- Supplied information:
##########
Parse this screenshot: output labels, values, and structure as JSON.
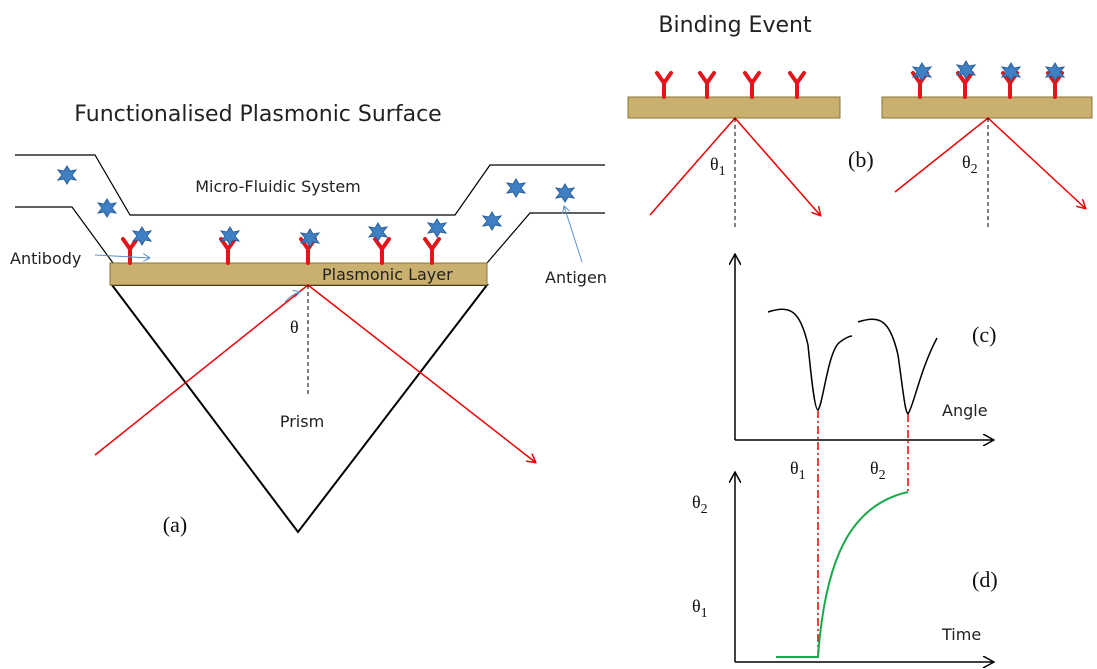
{
  "header": {
    "title": "Binding Event"
  },
  "panel_a": {
    "title": "Functionalised Plasmonic Surface",
    "channel": "Micro-Fluidic System",
    "antibody": "Antibody",
    "layer": "Plasmonic Layer",
    "antigen": "Antigen",
    "angle": "θ",
    "prism": "Prism",
    "label": "(a)"
  },
  "panel_b": {
    "label": "(b)",
    "angle_before": {
      "symbol": "θ",
      "subscript": "1"
    },
    "angle_after": {
      "symbol": "θ",
      "subscript": "2"
    }
  },
  "panel_c": {
    "label": "(c)",
    "x_axis": "Angle",
    "x_ticks": [
      {
        "symbol": "θ",
        "subscript": "1"
      },
      {
        "symbol": "θ",
        "subscript": "2"
      }
    ]
  },
  "panel_d": {
    "label": "(d)",
    "x_axis": "Time",
    "y_ticks": [
      {
        "symbol": "θ",
        "subscript": "2"
      },
      {
        "symbol": "θ",
        "subscript": "1"
      }
    ]
  }
}
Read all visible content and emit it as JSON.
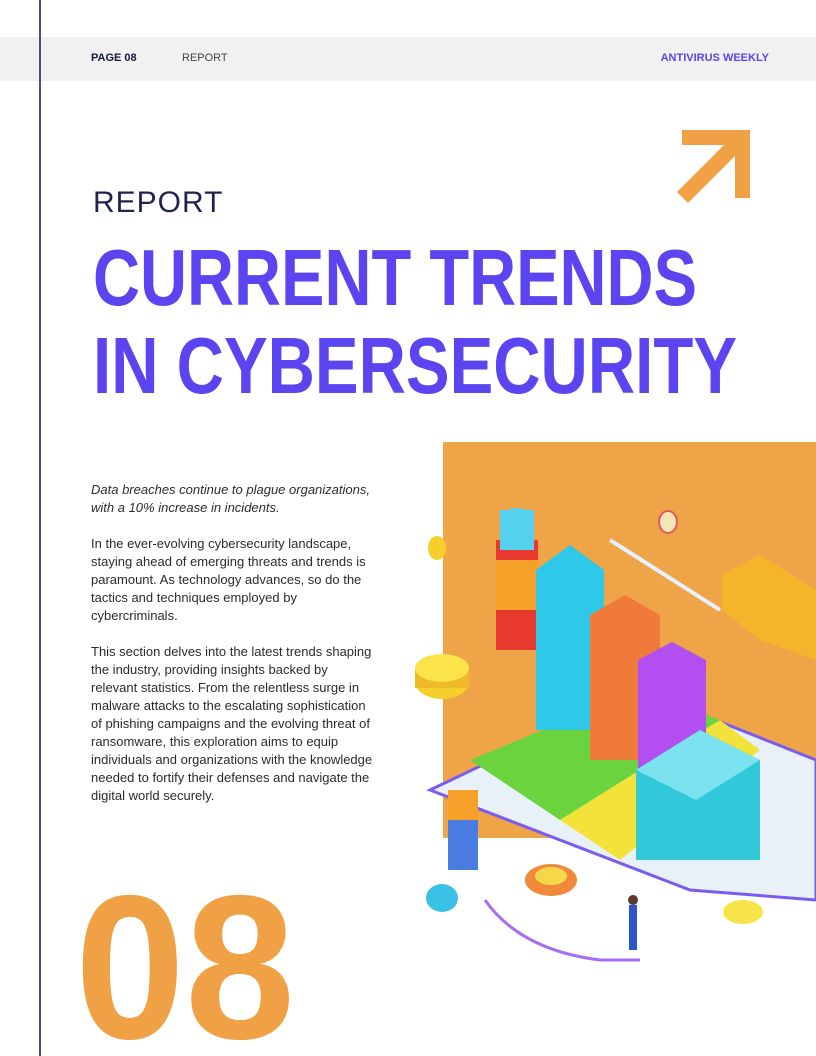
{
  "header": {
    "page": "PAGE 08",
    "section": "REPORT",
    "publication": "ANTIVIRUS WEEKLY"
  },
  "kicker": "REPORT",
  "title": [
    "CURRENT TRENDS",
    "IN CYBERSECURITY"
  ],
  "intro": "Data breaches continue to plague organizations, with a 10% increase in incidents.",
  "paragraphs": [
    "In the ever-evolving cybersecurity landscape, staying ahead of emerging threats and trends is paramount. As technology advances, so do the tactics and techniques employed by cybercriminals.",
    "This section delves into the latest trends shaping the industry, providing insights backed by relevant statistics. From the relentless surge in malware attacks to the escalating sophistication of phishing campaigns and the evolving threat of ransomware, this exploration aims to equip individuals and organizations with the knowledge needed to fortify their defenses and navigate the digital world securely."
  ],
  "big_number": "08"
}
##########
- Work item: For each line in the data above that contains the string "JSON", extract the line.

- Exercise response:
Parse this screenshot: output labels, values, and structure as JSON.
Read all visible content and emit it as JSON.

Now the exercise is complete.